## WHAT THE TASK ASKS
Please write out the material below exactly as given.

#### THE RECORDS ####

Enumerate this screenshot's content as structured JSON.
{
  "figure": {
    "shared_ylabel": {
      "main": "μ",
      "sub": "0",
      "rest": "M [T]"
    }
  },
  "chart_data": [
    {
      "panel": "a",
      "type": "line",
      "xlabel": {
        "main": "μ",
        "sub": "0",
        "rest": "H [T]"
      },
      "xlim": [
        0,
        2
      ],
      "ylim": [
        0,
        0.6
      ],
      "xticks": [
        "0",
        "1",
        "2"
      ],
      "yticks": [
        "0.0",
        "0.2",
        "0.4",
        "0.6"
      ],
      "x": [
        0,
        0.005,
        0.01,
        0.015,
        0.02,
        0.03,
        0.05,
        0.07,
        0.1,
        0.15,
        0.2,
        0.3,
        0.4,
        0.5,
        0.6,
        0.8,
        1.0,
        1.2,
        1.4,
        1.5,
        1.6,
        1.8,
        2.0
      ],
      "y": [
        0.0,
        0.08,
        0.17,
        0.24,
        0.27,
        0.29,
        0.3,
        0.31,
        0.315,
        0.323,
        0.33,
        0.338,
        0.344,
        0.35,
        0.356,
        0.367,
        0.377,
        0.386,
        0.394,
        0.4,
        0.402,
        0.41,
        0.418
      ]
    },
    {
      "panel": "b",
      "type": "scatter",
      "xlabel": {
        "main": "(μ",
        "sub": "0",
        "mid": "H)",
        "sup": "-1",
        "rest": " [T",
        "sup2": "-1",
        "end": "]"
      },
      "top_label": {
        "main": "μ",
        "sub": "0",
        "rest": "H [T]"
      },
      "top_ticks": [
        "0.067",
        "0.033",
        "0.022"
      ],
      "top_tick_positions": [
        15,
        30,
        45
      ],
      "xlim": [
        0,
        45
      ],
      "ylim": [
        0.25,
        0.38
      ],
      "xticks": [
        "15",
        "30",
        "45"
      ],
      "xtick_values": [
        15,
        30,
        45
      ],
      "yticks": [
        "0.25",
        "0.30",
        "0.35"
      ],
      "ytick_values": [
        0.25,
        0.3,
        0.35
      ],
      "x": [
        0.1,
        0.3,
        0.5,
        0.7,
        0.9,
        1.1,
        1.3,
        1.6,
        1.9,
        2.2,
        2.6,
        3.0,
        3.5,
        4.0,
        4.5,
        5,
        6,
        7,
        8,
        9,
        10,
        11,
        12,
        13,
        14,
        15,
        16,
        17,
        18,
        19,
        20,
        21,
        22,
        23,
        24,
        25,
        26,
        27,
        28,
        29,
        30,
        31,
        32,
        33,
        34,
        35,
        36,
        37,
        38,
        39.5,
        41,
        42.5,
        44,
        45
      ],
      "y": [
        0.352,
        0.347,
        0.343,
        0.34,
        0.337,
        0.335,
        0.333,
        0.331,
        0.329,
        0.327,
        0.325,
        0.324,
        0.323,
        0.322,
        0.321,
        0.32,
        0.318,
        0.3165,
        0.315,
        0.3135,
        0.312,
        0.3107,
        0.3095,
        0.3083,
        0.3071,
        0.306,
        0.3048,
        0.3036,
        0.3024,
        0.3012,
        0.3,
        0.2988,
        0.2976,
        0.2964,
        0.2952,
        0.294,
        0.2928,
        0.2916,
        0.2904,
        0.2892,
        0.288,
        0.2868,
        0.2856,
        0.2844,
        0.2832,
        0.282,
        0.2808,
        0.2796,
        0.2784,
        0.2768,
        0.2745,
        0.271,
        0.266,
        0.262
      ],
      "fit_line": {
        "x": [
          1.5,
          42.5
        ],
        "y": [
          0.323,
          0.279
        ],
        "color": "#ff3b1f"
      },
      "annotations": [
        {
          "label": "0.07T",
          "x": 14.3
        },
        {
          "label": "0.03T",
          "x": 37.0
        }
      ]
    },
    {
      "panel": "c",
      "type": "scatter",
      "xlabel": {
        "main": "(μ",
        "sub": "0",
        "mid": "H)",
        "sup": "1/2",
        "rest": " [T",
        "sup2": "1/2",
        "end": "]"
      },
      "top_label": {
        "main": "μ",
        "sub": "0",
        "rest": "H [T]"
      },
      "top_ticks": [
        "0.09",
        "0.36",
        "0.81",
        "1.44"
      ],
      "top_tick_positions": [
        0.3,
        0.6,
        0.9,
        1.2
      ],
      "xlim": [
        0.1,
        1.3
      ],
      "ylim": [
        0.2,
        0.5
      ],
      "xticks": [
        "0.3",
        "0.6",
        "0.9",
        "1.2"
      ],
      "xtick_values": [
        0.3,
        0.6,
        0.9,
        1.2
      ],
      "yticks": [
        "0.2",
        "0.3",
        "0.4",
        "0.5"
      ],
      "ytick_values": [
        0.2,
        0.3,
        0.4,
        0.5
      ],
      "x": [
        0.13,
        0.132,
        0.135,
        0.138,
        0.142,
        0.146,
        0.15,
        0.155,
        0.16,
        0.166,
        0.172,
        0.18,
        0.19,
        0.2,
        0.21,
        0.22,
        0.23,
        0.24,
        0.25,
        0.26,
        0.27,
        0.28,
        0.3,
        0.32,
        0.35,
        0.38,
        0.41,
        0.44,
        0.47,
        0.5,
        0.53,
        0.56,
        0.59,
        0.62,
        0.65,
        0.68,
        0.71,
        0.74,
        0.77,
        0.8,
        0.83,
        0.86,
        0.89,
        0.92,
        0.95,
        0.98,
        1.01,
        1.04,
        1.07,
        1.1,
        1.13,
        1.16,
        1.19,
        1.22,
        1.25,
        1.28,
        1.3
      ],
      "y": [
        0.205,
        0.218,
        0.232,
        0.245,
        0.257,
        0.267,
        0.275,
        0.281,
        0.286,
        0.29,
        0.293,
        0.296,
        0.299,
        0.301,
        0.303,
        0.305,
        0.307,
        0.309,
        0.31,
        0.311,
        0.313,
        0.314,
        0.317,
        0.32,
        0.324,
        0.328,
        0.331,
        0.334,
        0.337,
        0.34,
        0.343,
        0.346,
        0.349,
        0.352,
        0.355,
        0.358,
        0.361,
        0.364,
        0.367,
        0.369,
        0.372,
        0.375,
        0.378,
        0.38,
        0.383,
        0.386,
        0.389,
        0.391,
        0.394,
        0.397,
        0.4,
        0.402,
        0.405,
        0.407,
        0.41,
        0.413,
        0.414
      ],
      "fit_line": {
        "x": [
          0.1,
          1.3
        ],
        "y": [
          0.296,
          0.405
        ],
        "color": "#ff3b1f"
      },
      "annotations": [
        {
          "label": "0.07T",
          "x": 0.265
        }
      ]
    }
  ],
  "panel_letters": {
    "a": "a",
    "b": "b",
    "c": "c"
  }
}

####

## WRITTEN SOLUTION
Enumerate this screenshot's content as structured JSON.
{
  "figure": {
    "shared_ylabel": {
      "main": "μ",
      "sub": "0",
      "rest": "M [T]"
    }
  },
  "chart_data": [
    {
      "panel": "a",
      "type": "line",
      "xlabel": {
        "main": "μ",
        "sub": "0",
        "rest": "H [T]"
      },
      "xlim": [
        0,
        2
      ],
      "ylim": [
        0,
        0.6
      ],
      "xticks": [
        "0",
        "1",
        "2"
      ],
      "yticks": [
        "0.0",
        "0.2",
        "0.4",
        "0.6"
      ],
      "x": [
        0,
        0.005,
        0.01,
        0.015,
        0.02,
        0.03,
        0.05,
        0.07,
        0.1,
        0.15,
        0.2,
        0.3,
        0.4,
        0.5,
        0.6,
        0.8,
        1.0,
        1.2,
        1.4,
        1.5,
        1.6,
        1.8,
        2.0
      ],
      "y": [
        0.0,
        0.08,
        0.17,
        0.24,
        0.27,
        0.29,
        0.3,
        0.31,
        0.315,
        0.323,
        0.33,
        0.338,
        0.344,
        0.35,
        0.356,
        0.367,
        0.377,
        0.386,
        0.394,
        0.4,
        0.402,
        0.41,
        0.418
      ]
    },
    {
      "panel": "b",
      "type": "scatter",
      "xlabel": {
        "main": "(μ",
        "sub": "0",
        "mid": "H)",
        "sup": "-1",
        "rest": " [T",
        "sup2": "-1",
        "end": "]"
      },
      "top_label": {
        "main": "μ",
        "sub": "0",
        "rest": "H [T]"
      },
      "top_ticks": [
        "0.067",
        "0.033",
        "0.022"
      ],
      "top_tick_positions": [
        15,
        30,
        45
      ],
      "xlim": [
        0,
        45
      ],
      "ylim": [
        0.25,
        0.38
      ],
      "xticks": [
        "15",
        "30",
        "45"
      ],
      "xtick_values": [
        15,
        30,
        45
      ],
      "yticks": [
        "0.25",
        "0.30",
        "0.35"
      ],
      "ytick_values": [
        0.25,
        0.3,
        0.35
      ],
      "x": [
        0.1,
        0.3,
        0.5,
        0.7,
        0.9,
        1.1,
        1.3,
        1.6,
        1.9,
        2.2,
        2.6,
        3.0,
        3.5,
        4.0,
        4.5,
        5,
        6,
        7,
        8,
        9,
        10,
        11,
        12,
        13,
        14,
        15,
        16,
        17,
        18,
        19,
        20,
        21,
        22,
        23,
        24,
        25,
        26,
        27,
        28,
        29,
        30,
        31,
        32,
        33,
        34,
        35,
        36,
        37,
        38,
        39.5,
        41,
        42.5,
        44,
        45
      ],
      "y": [
        0.352,
        0.347,
        0.343,
        0.34,
        0.337,
        0.335,
        0.333,
        0.331,
        0.329,
        0.327,
        0.325,
        0.324,
        0.323,
        0.322,
        0.321,
        0.32,
        0.318,
        0.3165,
        0.315,
        0.3135,
        0.312,
        0.3107,
        0.3095,
        0.3083,
        0.3071,
        0.306,
        0.3048,
        0.3036,
        0.3024,
        0.3012,
        0.3,
        0.2988,
        0.2976,
        0.2964,
        0.2952,
        0.294,
        0.2928,
        0.2916,
        0.2904,
        0.2892,
        0.288,
        0.2868,
        0.2856,
        0.2844,
        0.2832,
        0.282,
        0.2808,
        0.2796,
        0.2784,
        0.2768,
        0.2745,
        0.271,
        0.266,
        0.262
      ],
      "fit_line": {
        "x": [
          1.5,
          42.5
        ],
        "y": [
          0.323,
          0.279
        ],
        "color": "#ff3b1f"
      },
      "annotations": [
        {
          "label": "0.07T",
          "x": 14.3
        },
        {
          "label": "0.03T",
          "x": 37.0
        }
      ]
    },
    {
      "panel": "c",
      "type": "scatter",
      "xlabel": {
        "main": "(μ",
        "sub": "0",
        "mid": "H)",
        "sup": "1/2",
        "rest": " [T",
        "sup2": "1/2",
        "end": "]"
      },
      "top_label": {
        "main": "μ",
        "sub": "0",
        "rest": "H [T]"
      },
      "top_ticks": [
        "0.09",
        "0.36",
        "0.81",
        "1.44"
      ],
      "top_tick_positions": [
        0.3,
        0.6,
        0.9,
        1.2
      ],
      "xlim": [
        0.1,
        1.3
      ],
      "ylim": [
        0.2,
        0.5
      ],
      "xticks": [
        "0.3",
        "0.6",
        "0.9",
        "1.2"
      ],
      "xtick_values": [
        0.3,
        0.6,
        0.9,
        1.2
      ],
      "yticks": [
        "0.2",
        "0.3",
        "0.4",
        "0.5"
      ],
      "ytick_values": [
        0.2,
        0.3,
        0.4,
        0.5
      ],
      "x": [
        0.13,
        0.132,
        0.135,
        0.138,
        0.142,
        0.146,
        0.15,
        0.155,
        0.16,
        0.166,
        0.172,
        0.18,
        0.19,
        0.2,
        0.21,
        0.22,
        0.23,
        0.24,
        0.25,
        0.26,
        0.27,
        0.28,
        0.3,
        0.32,
        0.35,
        0.38,
        0.41,
        0.44,
        0.47,
        0.5,
        0.53,
        0.56,
        0.59,
        0.62,
        0.65,
        0.68,
        0.71,
        0.74,
        0.77,
        0.8,
        0.83,
        0.86,
        0.89,
        0.92,
        0.95,
        0.98,
        1.01,
        1.04,
        1.07,
        1.1,
        1.13,
        1.16,
        1.19,
        1.22,
        1.25,
        1.28,
        1.3
      ],
      "y": [
        0.205,
        0.218,
        0.232,
        0.245,
        0.257,
        0.267,
        0.275,
        0.281,
        0.286,
        0.29,
        0.293,
        0.296,
        0.299,
        0.301,
        0.303,
        0.305,
        0.307,
        0.309,
        0.31,
        0.311,
        0.313,
        0.314,
        0.317,
        0.32,
        0.324,
        0.328,
        0.331,
        0.334,
        0.337,
        0.34,
        0.343,
        0.346,
        0.349,
        0.352,
        0.355,
        0.358,
        0.361,
        0.364,
        0.367,
        0.369,
        0.372,
        0.375,
        0.378,
        0.38,
        0.383,
        0.386,
        0.389,
        0.391,
        0.394,
        0.397,
        0.4,
        0.402,
        0.405,
        0.407,
        0.41,
        0.413,
        0.414
      ],
      "fit_line": {
        "x": [
          0.1,
          1.3
        ],
        "y": [
          0.296,
          0.405
        ],
        "color": "#ff3b1f"
      },
      "annotations": [
        {
          "label": "0.07T",
          "x": 0.265
        }
      ]
    }
  ],
  "panel_letters": {
    "a": "a",
    "b": "b",
    "c": "c"
  }
}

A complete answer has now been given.